* Your instructions
Check each line of the records below and collect those that include the word "Contains".

* Material for the task
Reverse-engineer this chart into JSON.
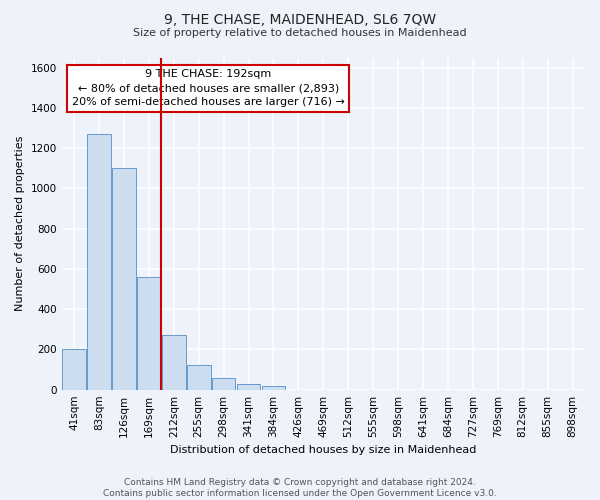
{
  "title": "9, THE CHASE, MAIDENHEAD, SL6 7QW",
  "subtitle": "Size of property relative to detached houses in Maidenhead",
  "xlabel": "Distribution of detached houses by size in Maidenhead",
  "ylabel": "Number of detached properties",
  "footer_line1": "Contains HM Land Registry data © Crown copyright and database right 2024.",
  "footer_line2": "Contains public sector information licensed under the Open Government Licence v3.0.",
  "bar_labels": [
    "41sqm",
    "83sqm",
    "126sqm",
    "169sqm",
    "212sqm",
    "255sqm",
    "298sqm",
    "341sqm",
    "384sqm",
    "426sqm",
    "469sqm",
    "512sqm",
    "555sqm",
    "598sqm",
    "641sqm",
    "684sqm",
    "727sqm",
    "769sqm",
    "812sqm",
    "855sqm",
    "898sqm"
  ],
  "bar_heights": [
    200,
    1270,
    1100,
    560,
    270,
    125,
    60,
    30,
    20,
    0,
    0,
    0,
    0,
    0,
    0,
    0,
    0,
    0,
    0,
    0,
    0
  ],
  "bar_color": "#ccddf0",
  "bar_edge_color": "#6699cc",
  "vline_x": 3.5,
  "vline_color": "#cc0000",
  "annotation_title": "9 THE CHASE: 192sqm",
  "annotation_line1": "← 80% of detached houses are smaller (2,893)",
  "annotation_line2": "20% of semi-detached houses are larger (716) →",
  "annotation_box_color": "#ffffff",
  "annotation_box_edge": "#cc0000",
  "ylim": [
    0,
    1650
  ],
  "yticks": [
    0,
    200,
    400,
    600,
    800,
    1000,
    1200,
    1400,
    1600
  ],
  "bg_color": "#eef2fa",
  "grid_color": "#ffffff",
  "title_fontsize": 10,
  "subtitle_fontsize": 8,
  "ylabel_fontsize": 8,
  "xlabel_fontsize": 8,
  "tick_fontsize": 7.5,
  "footer_fontsize": 6.5,
  "ann_fontsize": 8
}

* Answer
  "footer_line1": "Contains HM Land Registry data © Crown copyright and database right 2024.",
  "footer_line2": "Contains public sector information licensed under the Open Government Licence v3.0.",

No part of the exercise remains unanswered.